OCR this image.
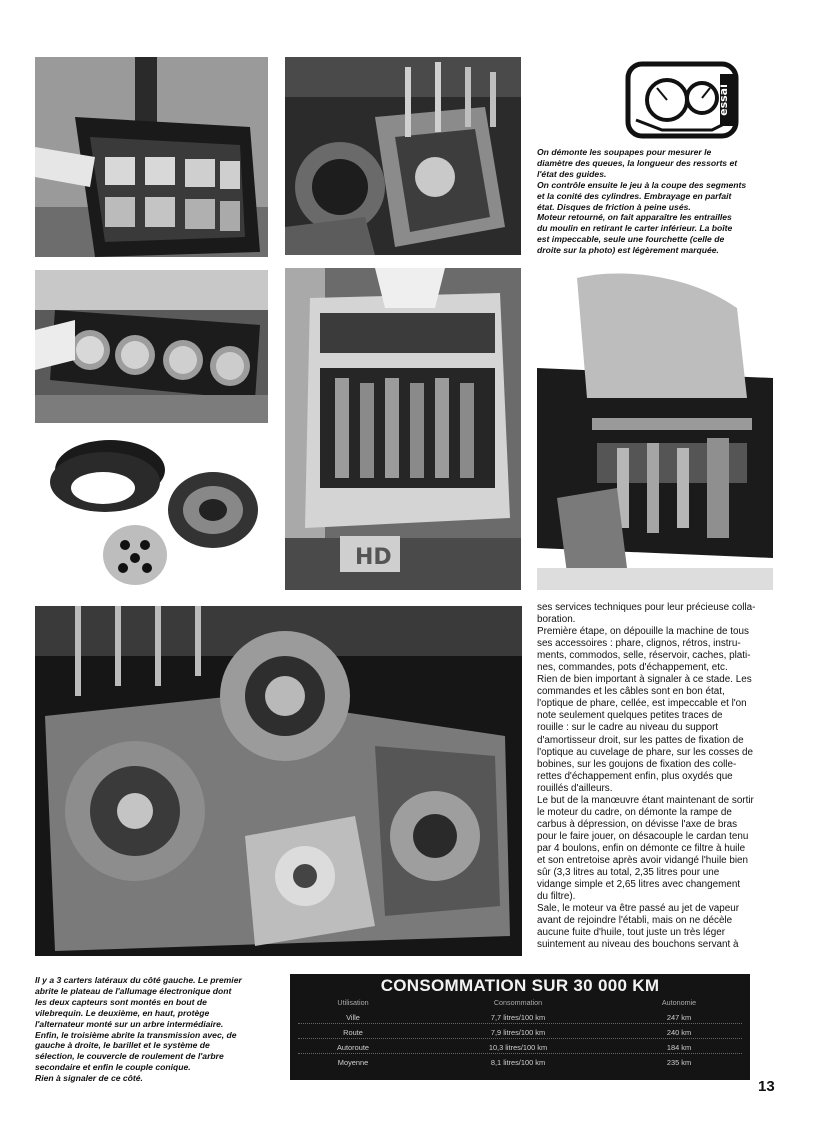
essai

On démonte les soupapes pour mesurer le

diamètre des queues, la longueur des ressorts et

l'état des guides.

On contrôle ensuite le jeu à la coupe des segments

et la conité des cylindres. Embrayage en parfait

état. Disques de friction à peine usés.

Moteur retourné, on fait apparaître les entrailles

du moulin en retirant le carter inférieur. La boîte

est impeccable, seule une fourchette (celle de

droite sur la photo) est légèrement marquée.

HD

ses services techniques pour leur précieuse colla-

boration.

Première étape, on dépouille la machine de tous

ses accessoires : phare, clignos, rétros, instru-

ments, commodos, selle, réservoir, caches, plati-

nes, commandes, pots d'échappement, etc.

Rien de bien important à signaler à ce stade. Les

commandes et les câbles sont en bon état,

l'optique de phare, cellée, est impeccable et l'on

note seulement quelques petites traces de

rouille : sur le cadre au niveau du support

d'amortisseur droit, sur les pattes de fixation de

l'optique au cuvelage de phare, sur les cosses de

bobines, sur les goujons de fixation des colle-

rettes d'échappement enfin, plus oxydés que

rouillés d'ailleurs.

Le but de la manœuvre étant maintenant de sortir

le moteur du cadre, on démonte la rampe de

carbus à dépression, on dévisse l'axe de bras

pour le faire jouer, on désacouple le cardan tenu

par 4 boulons, enfin on démonte ce filtre à huile

et son entretoise après avoir vidangé l'huile bien

sûr (3,3 litres au total, 2,35 litres pour une

vidange simple et 2,65 litres avec changement

du filtre).

Sale, le moteur va être passé au jet de vapeur

avant de rejoindre l'établi, mais on ne décèle

aucune fuite d'huile, tout juste un très léger

suintement au niveau des bouchons servant à

Il y a 3 carters latéraux du côté gauche. Le premier

abrite le plateau de l'allumage électronique dont

les deux capteurs sont montés en bout de

vilebrequin. Le deuxième, en haut, protège

l'alternateur monté sur un arbre intermédiaire.

Enfin, le troisième abrite la transmission avec, de

gauche à droite, le barillet et le système de

sélection, le couvercle de roulement de l'arbre

secondaire et enfin le couple conique.

Rien à signaler de ce côté.

CONSOMMATION SUR 30 000 KM
Utilisation	Consommation	Autonomie
Ville	7,7 litres/100 km	247 km
Route	7,9 litres/100 km	240 km
Autoroute	10,3 litres/100 km	184 km
Moyenne	8,1 litres/100 km	235 km
13
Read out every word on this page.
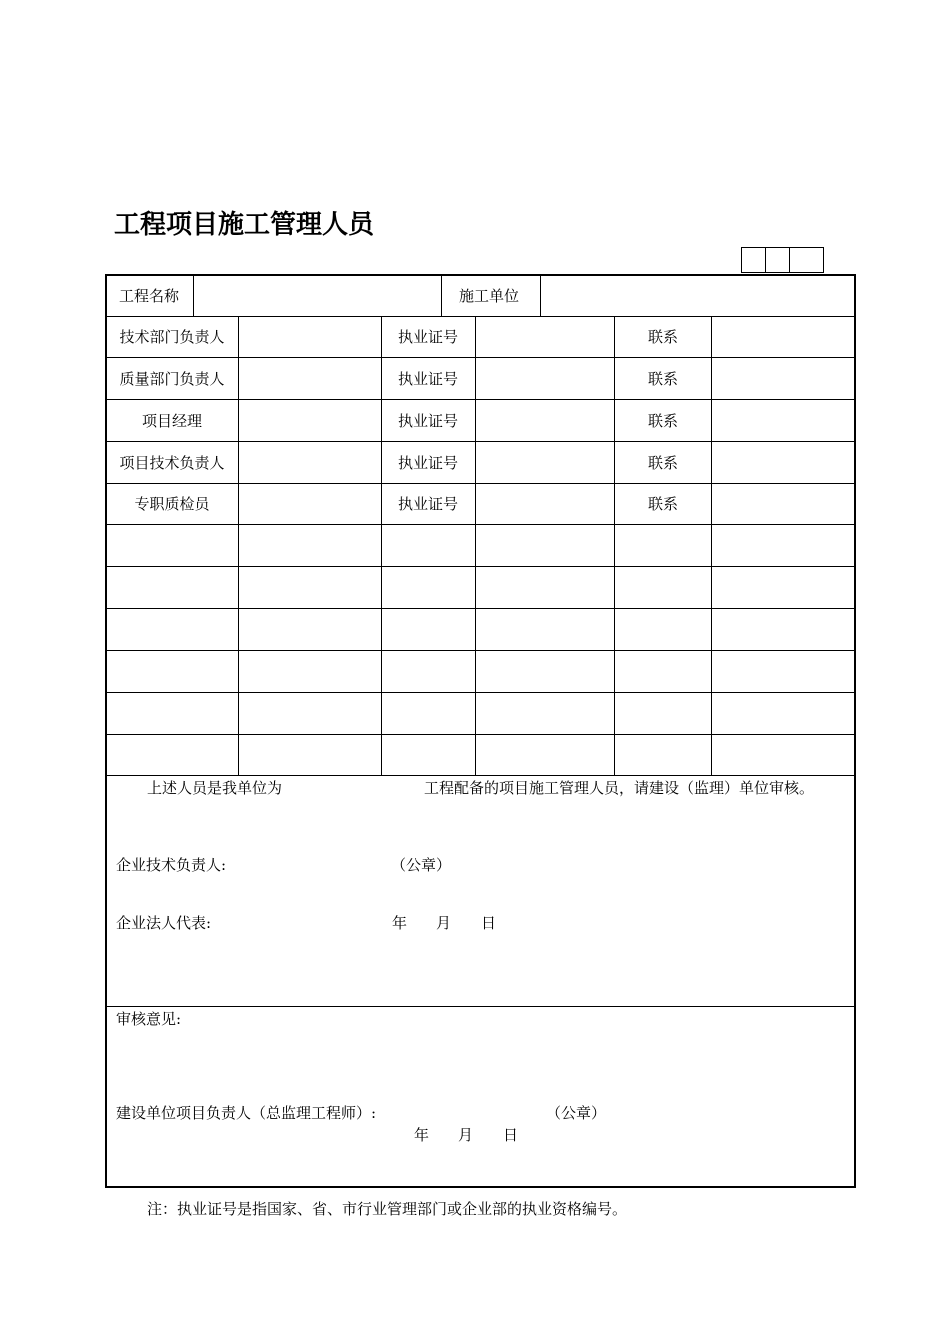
工程项目施工管理人员
工程名称	施工单位
技术部门负责人	执业证号	联系
质量部门负责人	执业证号	联系
项目经理	执业证号	联系
项目技术负责人	执业证号	联系
专职质检员	执业证号	联系
上述人员是我单位为	工程配备的项目施工管理人员，请建设（监理）单位审核。
企业技术负责人:	（公章）
企业法人代表:	年 月 日
审核意见:
建设单位项目负责人（总监理工程师）:	（公章）
年 月 日
注：执业证号是指国家、省、市行业管理部门或企业部的执业资格编号。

________

EXERCISE TASK: All of the entries above should be copied exactly, except for the pictures.

TASK RESULT:
OCR this image.
essai

On démonte les soupapes pour mesurer le

diamètre des queues, la longueur des ressorts et

l'état des guides.

On contrôle ensuite le jeu à la coupe des segments

et la conité des cylindres. Embrayage en parfait

état. Disques de friction à peine usés.

Moteur retourné, on fait apparaître les entrailles

du moulin en retirant le carter inférieur. La boîte

est impeccable, seule une fourchette (celle de

droite sur la photo) est légèrement marquée.

HD

ses services techniques pour leur précieuse colla-

boration.

Première étape, on dépouille la machine de tous

ses accessoires : phare, clignos, rétros, instru-

ments, commodos, selle, réservoir, caches, plati-

nes, commandes, pots d'échappement, etc.

Rien de bien important à signaler à ce stade. Les

commandes et les câbles sont en bon état,

l'optique de phare, cellée, est impeccable et l'on

note seulement quelques petites traces de

rouille : sur le cadre au niveau du support

d'amortisseur droit, sur les pattes de fixation de

l'optique au cuvelage de phare, sur les cosses de

bobines, sur les goujons de fixation des colle-

rettes d'échappement enfin, plus oxydés que

rouillés d'ailleurs.

Le but de la manœuvre étant maintenant de sortir

le moteur du cadre, on démonte la rampe de

carbus à dépression, on dévisse l'axe de bras

pour le faire jouer, on désacouple le cardan tenu

par 4 boulons, enfin on démonte ce filtre à huile

et son entretoise après avoir vidangé l'huile bien

sûr (3,3 litres au total, 2,35 litres pour une

vidange simple et 2,65 litres avec changement

du filtre).

Sale, le moteur va être passé au jet de vapeur

avant de rejoindre l'établi, mais on ne décèle

aucune fuite d'huile, tout juste un très léger

suintement au niveau des bouchons servant à

Il y a 3 carters latéraux du côté gauche. Le premier

abrite le plateau de l'allumage électronique dont

les deux capteurs sont montés en bout de

vilebrequin. Le deuxième, en haut, protège

l'alternateur monté sur un arbre intermédiaire.

Enfin, le troisième abrite la transmission avec, de

gauche à droite, le barillet et le système de

sélection, le couvercle de roulement de l'arbre

secondaire et enfin le couple conique.

Rien à signaler de ce côté.

CONSOMMATION SUR 30 000 KM
Utilisation	Consommation	Autonomie
Ville	7,7 litres/100 km	247 km
Route	7,9 litres/100 km	240 km
Autoroute	10,3 litres/100 km	184 km
Moyenne	8,1 litres/100 km	235 km
13
Read out every word on this page.
工程项目施工管理人员
工程名称	施工单位
技术部门负责人	执业证号	联系
质量部门负责人	执业证号	联系
项目经理	执业证号	联系
项目技术负责人	执业证号	联系
专职质检员	执业证号	联系
上述人员是我单位为	工程配备的项目施工管理人员，请建设（监理）单位审核。
企业技术负责人:	（公章）
企业法人代表:	年 月 日
审核意见:
建设单位项目负责人（总监理工程师）:	（公章）
年 月 日
注：执业证号是指国家、省、市行业管理部门或企业部的执业资格编号。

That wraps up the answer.